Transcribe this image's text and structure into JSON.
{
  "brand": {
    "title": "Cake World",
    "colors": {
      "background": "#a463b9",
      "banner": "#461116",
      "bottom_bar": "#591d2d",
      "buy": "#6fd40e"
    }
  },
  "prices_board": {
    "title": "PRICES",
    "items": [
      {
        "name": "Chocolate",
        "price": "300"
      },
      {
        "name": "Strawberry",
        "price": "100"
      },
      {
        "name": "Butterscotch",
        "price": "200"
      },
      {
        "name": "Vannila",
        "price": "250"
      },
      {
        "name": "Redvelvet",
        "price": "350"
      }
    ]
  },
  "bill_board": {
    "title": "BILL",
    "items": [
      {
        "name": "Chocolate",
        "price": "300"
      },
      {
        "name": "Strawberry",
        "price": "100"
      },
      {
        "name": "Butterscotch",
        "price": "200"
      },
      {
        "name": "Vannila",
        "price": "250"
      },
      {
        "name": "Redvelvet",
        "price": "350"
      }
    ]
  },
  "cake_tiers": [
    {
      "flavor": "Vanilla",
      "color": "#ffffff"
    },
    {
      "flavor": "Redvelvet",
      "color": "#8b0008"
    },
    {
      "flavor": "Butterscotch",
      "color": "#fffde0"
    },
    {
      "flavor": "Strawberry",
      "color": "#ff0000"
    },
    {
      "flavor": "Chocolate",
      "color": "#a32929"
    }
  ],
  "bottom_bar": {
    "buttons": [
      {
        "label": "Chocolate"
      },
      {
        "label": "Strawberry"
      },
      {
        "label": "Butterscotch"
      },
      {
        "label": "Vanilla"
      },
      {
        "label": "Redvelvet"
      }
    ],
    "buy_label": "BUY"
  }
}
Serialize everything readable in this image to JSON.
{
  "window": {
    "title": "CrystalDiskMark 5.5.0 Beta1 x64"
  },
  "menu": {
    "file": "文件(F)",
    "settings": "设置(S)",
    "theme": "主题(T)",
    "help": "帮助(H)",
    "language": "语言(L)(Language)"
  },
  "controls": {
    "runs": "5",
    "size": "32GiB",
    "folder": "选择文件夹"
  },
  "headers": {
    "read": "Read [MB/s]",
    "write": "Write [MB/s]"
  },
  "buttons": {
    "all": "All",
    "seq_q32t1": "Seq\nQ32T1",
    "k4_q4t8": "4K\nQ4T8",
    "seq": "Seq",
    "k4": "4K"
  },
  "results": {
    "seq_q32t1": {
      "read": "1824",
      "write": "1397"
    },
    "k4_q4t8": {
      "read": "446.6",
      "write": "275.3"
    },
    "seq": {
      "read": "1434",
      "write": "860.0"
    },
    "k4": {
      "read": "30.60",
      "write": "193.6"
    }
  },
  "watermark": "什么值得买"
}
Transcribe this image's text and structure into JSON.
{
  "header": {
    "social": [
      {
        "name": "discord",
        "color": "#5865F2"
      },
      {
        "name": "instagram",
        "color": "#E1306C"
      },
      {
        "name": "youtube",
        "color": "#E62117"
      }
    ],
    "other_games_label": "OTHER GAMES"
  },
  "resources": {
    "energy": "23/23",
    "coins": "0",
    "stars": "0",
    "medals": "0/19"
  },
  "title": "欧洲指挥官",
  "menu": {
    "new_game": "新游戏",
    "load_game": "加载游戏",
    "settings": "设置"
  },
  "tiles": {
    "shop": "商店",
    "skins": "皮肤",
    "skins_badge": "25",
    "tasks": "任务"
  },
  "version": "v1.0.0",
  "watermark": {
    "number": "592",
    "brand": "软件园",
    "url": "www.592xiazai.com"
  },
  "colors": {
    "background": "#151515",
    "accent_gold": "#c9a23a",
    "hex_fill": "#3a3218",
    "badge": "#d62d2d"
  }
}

---*---

Show the lines of the material that contain the word "title".

SOLUTION FOR THIS EXERCISE:
    "title": "Cake World",
    "title": "PRICES",
    "title": "BILL",
    "title": "CrystalDiskMark 5.5.0 Beta1 x64"
  "title": "欧洲指挥官",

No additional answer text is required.